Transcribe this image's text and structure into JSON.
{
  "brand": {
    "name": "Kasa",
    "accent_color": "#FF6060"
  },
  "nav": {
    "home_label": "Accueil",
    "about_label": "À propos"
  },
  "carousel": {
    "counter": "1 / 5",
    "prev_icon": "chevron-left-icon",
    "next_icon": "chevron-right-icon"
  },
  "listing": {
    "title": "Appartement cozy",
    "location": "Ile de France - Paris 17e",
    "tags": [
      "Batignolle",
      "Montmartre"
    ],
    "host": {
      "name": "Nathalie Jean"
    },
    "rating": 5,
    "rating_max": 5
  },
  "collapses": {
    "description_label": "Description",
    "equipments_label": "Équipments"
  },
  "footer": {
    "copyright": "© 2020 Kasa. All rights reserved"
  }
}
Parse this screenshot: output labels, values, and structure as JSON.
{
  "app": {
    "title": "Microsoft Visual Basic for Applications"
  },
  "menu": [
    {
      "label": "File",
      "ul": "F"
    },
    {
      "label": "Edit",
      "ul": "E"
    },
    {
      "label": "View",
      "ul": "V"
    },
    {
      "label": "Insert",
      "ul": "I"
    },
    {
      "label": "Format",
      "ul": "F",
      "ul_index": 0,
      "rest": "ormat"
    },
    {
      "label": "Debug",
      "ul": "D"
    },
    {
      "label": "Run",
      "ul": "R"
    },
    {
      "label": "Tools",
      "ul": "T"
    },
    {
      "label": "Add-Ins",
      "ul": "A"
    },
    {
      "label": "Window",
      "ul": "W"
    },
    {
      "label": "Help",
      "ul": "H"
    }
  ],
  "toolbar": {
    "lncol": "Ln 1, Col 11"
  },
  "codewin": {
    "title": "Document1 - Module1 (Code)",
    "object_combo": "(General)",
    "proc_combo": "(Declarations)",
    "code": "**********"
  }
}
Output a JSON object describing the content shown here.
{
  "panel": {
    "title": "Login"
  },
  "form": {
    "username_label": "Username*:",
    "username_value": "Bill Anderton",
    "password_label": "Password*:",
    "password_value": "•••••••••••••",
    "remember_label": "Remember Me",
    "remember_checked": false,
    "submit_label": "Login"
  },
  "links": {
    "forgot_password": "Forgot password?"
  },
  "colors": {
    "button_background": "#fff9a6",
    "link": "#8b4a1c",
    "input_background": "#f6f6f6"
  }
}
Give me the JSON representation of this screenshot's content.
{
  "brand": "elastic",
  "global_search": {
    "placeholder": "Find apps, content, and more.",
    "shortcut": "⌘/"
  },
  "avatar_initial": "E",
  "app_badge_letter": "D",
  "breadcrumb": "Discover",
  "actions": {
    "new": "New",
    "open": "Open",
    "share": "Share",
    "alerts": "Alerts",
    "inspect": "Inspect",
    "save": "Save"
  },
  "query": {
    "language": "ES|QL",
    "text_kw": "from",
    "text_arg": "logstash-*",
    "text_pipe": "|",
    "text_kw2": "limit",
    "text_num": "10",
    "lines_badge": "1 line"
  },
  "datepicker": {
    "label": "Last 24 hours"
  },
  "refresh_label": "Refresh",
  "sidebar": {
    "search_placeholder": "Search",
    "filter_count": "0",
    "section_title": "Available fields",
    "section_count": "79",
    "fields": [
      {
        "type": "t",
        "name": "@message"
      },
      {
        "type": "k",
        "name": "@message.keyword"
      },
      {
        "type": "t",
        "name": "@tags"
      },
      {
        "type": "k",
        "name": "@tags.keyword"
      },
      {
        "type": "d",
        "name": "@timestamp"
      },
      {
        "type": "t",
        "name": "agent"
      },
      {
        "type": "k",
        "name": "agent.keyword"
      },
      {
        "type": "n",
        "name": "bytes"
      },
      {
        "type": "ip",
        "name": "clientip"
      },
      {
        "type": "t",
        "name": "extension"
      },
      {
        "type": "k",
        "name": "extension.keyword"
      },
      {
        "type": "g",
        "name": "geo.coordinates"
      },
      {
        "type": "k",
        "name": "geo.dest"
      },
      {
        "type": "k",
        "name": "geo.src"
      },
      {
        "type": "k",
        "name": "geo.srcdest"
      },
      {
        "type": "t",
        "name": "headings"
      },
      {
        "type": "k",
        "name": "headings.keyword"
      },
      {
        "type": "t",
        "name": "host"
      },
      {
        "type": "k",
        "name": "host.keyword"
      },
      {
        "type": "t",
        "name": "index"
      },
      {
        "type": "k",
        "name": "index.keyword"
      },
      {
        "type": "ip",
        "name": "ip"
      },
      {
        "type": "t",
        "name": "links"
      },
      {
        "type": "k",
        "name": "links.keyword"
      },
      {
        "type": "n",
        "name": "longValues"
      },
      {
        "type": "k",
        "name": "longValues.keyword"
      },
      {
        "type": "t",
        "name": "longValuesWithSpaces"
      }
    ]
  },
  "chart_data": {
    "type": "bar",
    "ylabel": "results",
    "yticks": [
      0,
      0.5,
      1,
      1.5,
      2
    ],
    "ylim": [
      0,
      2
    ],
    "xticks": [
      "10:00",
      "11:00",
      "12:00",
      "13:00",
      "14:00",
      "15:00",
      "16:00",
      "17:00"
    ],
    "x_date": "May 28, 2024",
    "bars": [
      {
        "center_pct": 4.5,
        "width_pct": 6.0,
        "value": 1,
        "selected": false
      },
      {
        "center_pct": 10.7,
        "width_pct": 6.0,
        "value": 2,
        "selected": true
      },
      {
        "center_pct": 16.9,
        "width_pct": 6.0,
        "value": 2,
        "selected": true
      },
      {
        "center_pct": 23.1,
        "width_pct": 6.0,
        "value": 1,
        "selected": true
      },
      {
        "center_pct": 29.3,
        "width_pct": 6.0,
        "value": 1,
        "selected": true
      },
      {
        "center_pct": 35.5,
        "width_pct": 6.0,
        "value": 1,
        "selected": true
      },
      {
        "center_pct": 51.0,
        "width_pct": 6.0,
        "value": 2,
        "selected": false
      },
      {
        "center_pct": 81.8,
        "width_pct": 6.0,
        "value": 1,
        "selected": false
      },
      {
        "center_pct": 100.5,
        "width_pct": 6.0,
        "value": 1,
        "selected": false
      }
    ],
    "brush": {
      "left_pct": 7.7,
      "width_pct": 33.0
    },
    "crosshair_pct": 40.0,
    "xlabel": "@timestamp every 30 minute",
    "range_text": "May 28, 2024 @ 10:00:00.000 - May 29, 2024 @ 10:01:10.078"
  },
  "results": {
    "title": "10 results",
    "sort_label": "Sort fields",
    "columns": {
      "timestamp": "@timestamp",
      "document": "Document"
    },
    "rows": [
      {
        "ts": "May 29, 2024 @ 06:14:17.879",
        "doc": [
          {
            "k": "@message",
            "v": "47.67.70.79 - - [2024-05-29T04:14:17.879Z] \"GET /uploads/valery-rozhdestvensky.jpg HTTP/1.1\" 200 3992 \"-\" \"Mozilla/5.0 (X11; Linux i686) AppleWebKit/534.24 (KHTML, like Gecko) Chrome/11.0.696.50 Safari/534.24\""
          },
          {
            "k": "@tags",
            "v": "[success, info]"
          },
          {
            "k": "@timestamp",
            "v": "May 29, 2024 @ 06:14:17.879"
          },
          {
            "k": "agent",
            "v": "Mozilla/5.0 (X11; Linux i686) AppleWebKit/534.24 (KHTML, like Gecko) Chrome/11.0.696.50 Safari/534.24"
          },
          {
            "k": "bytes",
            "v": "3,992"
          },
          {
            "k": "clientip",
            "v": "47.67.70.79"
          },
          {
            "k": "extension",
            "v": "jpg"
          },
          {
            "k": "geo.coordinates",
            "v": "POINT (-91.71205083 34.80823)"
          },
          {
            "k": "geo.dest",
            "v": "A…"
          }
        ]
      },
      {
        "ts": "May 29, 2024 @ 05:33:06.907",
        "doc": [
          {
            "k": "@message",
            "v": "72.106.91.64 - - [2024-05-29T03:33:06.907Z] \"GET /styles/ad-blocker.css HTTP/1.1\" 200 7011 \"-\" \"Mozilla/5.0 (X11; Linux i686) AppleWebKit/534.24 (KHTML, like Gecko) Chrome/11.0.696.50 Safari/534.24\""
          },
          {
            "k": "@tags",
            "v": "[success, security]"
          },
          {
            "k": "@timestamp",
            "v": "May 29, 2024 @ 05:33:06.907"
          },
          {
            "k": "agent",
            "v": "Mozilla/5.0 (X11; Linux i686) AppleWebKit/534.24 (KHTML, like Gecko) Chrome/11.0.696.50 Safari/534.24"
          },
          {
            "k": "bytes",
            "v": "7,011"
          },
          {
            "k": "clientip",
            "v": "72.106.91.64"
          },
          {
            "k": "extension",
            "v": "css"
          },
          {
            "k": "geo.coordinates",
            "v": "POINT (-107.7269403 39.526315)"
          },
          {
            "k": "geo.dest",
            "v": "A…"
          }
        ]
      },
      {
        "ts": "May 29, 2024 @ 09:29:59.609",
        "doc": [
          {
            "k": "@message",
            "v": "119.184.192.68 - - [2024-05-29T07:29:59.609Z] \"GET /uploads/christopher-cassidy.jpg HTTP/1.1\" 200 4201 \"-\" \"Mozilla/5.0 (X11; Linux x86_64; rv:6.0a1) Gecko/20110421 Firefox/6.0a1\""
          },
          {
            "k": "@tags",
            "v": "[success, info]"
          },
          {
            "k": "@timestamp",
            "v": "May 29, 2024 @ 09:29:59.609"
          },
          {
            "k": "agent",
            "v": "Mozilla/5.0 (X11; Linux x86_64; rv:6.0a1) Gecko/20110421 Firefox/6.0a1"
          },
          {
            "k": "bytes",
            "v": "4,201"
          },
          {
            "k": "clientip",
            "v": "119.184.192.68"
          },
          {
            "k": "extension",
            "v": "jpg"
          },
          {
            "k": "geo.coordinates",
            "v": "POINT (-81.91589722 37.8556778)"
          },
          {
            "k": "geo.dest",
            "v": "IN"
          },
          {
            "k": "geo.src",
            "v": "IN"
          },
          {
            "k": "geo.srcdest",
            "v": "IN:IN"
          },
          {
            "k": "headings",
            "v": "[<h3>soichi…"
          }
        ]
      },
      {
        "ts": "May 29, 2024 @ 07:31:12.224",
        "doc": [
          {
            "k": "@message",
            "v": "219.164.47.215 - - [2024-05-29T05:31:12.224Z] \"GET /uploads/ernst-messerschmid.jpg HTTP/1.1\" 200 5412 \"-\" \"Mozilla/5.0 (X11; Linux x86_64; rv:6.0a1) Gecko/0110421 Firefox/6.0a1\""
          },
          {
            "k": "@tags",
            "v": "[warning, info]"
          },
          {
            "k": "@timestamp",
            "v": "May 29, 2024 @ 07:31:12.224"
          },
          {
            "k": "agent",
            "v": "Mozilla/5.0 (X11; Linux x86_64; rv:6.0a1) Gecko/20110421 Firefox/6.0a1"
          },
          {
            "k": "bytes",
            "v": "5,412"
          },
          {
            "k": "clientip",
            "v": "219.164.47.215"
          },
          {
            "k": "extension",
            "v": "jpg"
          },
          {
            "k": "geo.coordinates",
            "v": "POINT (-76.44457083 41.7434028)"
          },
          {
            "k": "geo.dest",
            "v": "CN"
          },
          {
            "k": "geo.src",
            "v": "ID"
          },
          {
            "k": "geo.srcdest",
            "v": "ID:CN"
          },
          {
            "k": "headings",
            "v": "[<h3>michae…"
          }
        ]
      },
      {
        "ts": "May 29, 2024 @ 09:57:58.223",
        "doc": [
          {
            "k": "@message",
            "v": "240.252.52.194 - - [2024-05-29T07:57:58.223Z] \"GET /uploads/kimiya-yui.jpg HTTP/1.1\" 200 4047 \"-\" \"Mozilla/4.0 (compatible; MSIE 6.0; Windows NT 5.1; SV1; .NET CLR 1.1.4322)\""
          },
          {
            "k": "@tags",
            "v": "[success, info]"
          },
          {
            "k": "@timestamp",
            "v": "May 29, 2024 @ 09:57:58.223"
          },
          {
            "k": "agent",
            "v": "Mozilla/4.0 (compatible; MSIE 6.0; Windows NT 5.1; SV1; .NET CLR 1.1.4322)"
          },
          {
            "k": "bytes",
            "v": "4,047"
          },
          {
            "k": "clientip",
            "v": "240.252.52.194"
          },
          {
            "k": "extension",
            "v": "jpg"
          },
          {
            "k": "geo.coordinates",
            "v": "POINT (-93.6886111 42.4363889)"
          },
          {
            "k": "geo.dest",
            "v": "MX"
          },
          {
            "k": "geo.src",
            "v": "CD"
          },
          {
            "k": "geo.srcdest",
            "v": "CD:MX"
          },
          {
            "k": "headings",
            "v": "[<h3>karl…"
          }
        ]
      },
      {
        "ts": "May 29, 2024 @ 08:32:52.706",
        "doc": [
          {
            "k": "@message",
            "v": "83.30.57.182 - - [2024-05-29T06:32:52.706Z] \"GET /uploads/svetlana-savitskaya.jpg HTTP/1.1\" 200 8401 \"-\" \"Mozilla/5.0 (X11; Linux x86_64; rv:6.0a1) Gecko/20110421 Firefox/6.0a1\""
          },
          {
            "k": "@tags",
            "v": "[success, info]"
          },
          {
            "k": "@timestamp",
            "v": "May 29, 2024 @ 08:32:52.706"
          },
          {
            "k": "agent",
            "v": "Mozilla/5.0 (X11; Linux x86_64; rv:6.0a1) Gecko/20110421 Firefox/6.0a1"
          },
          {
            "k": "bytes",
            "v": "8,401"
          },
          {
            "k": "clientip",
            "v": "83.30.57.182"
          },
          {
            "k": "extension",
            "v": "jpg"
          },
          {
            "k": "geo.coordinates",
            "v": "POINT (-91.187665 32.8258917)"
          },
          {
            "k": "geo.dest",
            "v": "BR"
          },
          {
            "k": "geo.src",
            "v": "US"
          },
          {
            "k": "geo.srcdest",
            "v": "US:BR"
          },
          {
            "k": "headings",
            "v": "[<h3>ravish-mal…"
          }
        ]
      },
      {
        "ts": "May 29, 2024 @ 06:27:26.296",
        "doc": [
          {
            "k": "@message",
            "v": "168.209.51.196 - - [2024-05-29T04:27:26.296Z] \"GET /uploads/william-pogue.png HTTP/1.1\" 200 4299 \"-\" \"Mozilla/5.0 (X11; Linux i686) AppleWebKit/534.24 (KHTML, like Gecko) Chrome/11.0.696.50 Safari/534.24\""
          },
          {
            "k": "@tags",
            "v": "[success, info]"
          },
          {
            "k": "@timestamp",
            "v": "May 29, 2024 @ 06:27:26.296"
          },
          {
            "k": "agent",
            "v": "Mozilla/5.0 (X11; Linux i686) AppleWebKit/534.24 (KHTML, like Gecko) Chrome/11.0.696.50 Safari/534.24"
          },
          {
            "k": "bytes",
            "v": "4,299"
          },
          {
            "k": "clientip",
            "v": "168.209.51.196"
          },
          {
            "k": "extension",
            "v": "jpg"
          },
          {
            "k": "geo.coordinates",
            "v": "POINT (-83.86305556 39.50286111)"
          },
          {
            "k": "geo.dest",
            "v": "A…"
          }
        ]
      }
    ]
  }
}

☆ ☆ ☆ ☆

## Aim of the task
Identify each line of the material where the word "MSIE" shows up, and copy it.

## Solution to this exercise
            "v": "240.252.52.194 - - [2024-05-29T07:57:58.223Z] \"GET /uploads/kimiya-yui.jpg HTTP/1.1\" 200 4047 \"-\" \"Mozilla/4.0 (compatible; MSIE 6.0; Windows NT 5.1; SV1; .NET CLR 1.1.4322)\""
            "v": "Mozilla/4.0 (compatible; MSIE 6.0; Windows NT 5.1; SV1; .NET CLR 1.1.4322)"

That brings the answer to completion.